# START OF INPUT

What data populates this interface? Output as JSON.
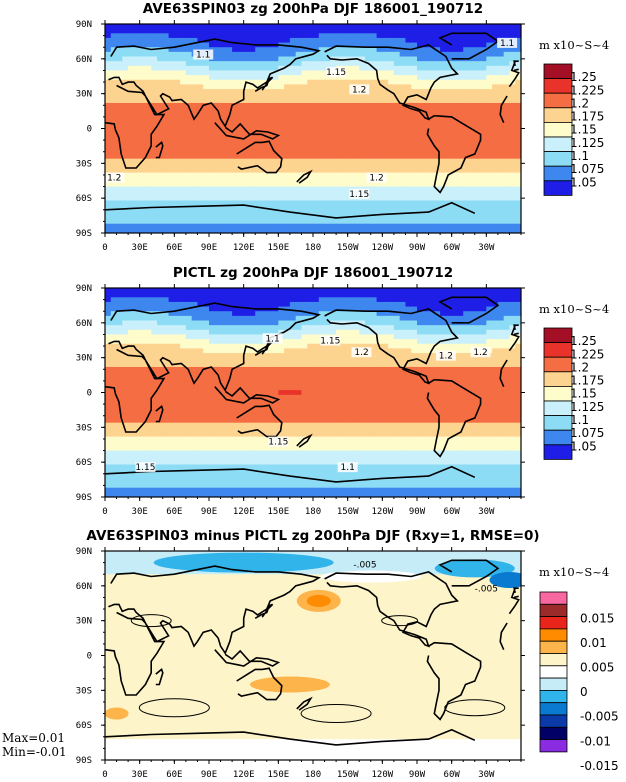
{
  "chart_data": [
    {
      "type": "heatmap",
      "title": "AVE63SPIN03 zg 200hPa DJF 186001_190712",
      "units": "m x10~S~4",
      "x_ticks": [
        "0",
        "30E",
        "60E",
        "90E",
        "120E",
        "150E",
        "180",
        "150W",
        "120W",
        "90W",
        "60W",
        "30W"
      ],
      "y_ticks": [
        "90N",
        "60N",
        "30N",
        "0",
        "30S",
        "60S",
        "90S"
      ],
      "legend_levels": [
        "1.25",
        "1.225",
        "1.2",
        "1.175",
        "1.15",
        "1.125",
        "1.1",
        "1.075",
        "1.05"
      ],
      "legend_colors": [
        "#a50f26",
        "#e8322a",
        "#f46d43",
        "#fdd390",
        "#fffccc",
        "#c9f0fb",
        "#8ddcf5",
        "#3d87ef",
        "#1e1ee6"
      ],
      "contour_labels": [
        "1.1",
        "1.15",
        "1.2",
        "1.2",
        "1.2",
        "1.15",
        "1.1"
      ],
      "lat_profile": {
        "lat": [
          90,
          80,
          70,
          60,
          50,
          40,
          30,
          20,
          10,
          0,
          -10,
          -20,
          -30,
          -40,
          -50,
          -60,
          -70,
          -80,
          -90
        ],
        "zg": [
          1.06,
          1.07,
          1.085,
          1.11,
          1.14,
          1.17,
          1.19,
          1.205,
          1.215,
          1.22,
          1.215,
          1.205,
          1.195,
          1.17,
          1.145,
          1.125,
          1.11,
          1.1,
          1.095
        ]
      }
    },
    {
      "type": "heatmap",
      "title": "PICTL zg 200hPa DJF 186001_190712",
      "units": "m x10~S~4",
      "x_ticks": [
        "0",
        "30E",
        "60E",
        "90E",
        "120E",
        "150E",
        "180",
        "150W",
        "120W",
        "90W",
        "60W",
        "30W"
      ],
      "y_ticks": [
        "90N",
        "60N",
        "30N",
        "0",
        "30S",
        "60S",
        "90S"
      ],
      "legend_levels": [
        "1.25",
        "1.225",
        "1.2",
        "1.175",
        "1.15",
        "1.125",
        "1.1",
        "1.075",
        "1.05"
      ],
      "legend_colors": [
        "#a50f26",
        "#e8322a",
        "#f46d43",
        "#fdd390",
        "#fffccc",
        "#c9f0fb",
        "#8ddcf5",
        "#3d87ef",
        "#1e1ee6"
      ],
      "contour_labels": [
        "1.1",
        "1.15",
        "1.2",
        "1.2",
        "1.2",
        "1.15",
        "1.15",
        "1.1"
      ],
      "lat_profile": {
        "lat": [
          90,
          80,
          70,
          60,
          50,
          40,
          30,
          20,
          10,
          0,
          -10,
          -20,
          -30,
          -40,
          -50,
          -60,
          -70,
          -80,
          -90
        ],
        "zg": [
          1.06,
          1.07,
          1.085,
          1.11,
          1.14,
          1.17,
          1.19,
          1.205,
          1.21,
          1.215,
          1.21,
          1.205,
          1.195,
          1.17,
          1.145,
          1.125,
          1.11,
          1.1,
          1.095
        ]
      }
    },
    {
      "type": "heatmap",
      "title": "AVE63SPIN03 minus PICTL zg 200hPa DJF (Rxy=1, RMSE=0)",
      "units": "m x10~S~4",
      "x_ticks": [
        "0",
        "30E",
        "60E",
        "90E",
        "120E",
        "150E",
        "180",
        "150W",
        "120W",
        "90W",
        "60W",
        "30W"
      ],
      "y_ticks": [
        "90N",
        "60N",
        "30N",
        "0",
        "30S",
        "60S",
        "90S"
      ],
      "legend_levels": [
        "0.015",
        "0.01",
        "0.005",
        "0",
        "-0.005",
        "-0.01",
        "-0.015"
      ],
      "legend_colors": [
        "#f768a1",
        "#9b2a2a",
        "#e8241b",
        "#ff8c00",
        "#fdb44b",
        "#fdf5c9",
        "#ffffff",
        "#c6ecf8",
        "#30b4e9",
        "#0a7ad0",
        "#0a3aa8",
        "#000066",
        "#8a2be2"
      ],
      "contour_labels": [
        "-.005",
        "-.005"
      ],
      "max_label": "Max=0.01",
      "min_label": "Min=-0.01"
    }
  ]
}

# END OF INPUT

Make an exact copy of the records shown above, without the pictures.

_REPLY TO THE TASK:_
What data populates this interface? Output as JSON.
{
  "chart_data": [
    {
      "type": "heatmap",
      "title": "AVE63SPIN03 zg 200hPa DJF 186001_190712",
      "units": "m x10~S~4",
      "x_ticks": [
        "0",
        "30E",
        "60E",
        "90E",
        "120E",
        "150E",
        "180",
        "150W",
        "120W",
        "90W",
        "60W",
        "30W"
      ],
      "y_ticks": [
        "90N",
        "60N",
        "30N",
        "0",
        "30S",
        "60S",
        "90S"
      ],
      "legend_levels": [
        "1.25",
        "1.225",
        "1.2",
        "1.175",
        "1.15",
        "1.125",
        "1.1",
        "1.075",
        "1.05"
      ],
      "legend_colors": [
        "#a50f26",
        "#e8322a",
        "#f46d43",
        "#fdd390",
        "#fffccc",
        "#c9f0fb",
        "#8ddcf5",
        "#3d87ef",
        "#1e1ee6"
      ],
      "contour_labels": [
        "1.1",
        "1.15",
        "1.2",
        "1.2",
        "1.2",
        "1.15",
        "1.1"
      ],
      "lat_profile": {
        "lat": [
          90,
          80,
          70,
          60,
          50,
          40,
          30,
          20,
          10,
          0,
          -10,
          -20,
          -30,
          -40,
          -50,
          -60,
          -70,
          -80,
          -90
        ],
        "zg": [
          1.06,
          1.07,
          1.085,
          1.11,
          1.14,
          1.17,
          1.19,
          1.205,
          1.215,
          1.22,
          1.215,
          1.205,
          1.195,
          1.17,
          1.145,
          1.125,
          1.11,
          1.1,
          1.095
        ]
      }
    },
    {
      "type": "heatmap",
      "title": "PICTL zg 200hPa DJF 186001_190712",
      "units": "m x10~S~4",
      "x_ticks": [
        "0",
        "30E",
        "60E",
        "90E",
        "120E",
        "150E",
        "180",
        "150W",
        "120W",
        "90W",
        "60W",
        "30W"
      ],
      "y_ticks": [
        "90N",
        "60N",
        "30N",
        "0",
        "30S",
        "60S",
        "90S"
      ],
      "legend_levels": [
        "1.25",
        "1.225",
        "1.2",
        "1.175",
        "1.15",
        "1.125",
        "1.1",
        "1.075",
        "1.05"
      ],
      "legend_colors": [
        "#a50f26",
        "#e8322a",
        "#f46d43",
        "#fdd390",
        "#fffccc",
        "#c9f0fb",
        "#8ddcf5",
        "#3d87ef",
        "#1e1ee6"
      ],
      "contour_labels": [
        "1.1",
        "1.15",
        "1.2",
        "1.2",
        "1.2",
        "1.15",
        "1.15",
        "1.1"
      ],
      "lat_profile": {
        "lat": [
          90,
          80,
          70,
          60,
          50,
          40,
          30,
          20,
          10,
          0,
          -10,
          -20,
          -30,
          -40,
          -50,
          -60,
          -70,
          -80,
          -90
        ],
        "zg": [
          1.06,
          1.07,
          1.085,
          1.11,
          1.14,
          1.17,
          1.19,
          1.205,
          1.21,
          1.215,
          1.21,
          1.205,
          1.195,
          1.17,
          1.145,
          1.125,
          1.11,
          1.1,
          1.095
        ]
      }
    },
    {
      "type": "heatmap",
      "title": "AVE63SPIN03 minus PICTL zg 200hPa DJF (Rxy=1, RMSE=0)",
      "units": "m x10~S~4",
      "x_ticks": [
        "0",
        "30E",
        "60E",
        "90E",
        "120E",
        "150E",
        "180",
        "150W",
        "120W",
        "90W",
        "60W",
        "30W"
      ],
      "y_ticks": [
        "90N",
        "60N",
        "30N",
        "0",
        "30S",
        "60S",
        "90S"
      ],
      "legend_levels": [
        "0.015",
        "0.01",
        "0.005",
        "0",
        "-0.005",
        "-0.01",
        "-0.015"
      ],
      "legend_colors": [
        "#f768a1",
        "#9b2a2a",
        "#e8241b",
        "#ff8c00",
        "#fdb44b",
        "#fdf5c9",
        "#ffffff",
        "#c6ecf8",
        "#30b4e9",
        "#0a7ad0",
        "#0a3aa8",
        "#000066",
        "#8a2be2"
      ],
      "contour_labels": [
        "-.005",
        "-.005"
      ],
      "max_label": "Max=0.01",
      "min_label": "Min=-0.01"
    }
  ]
}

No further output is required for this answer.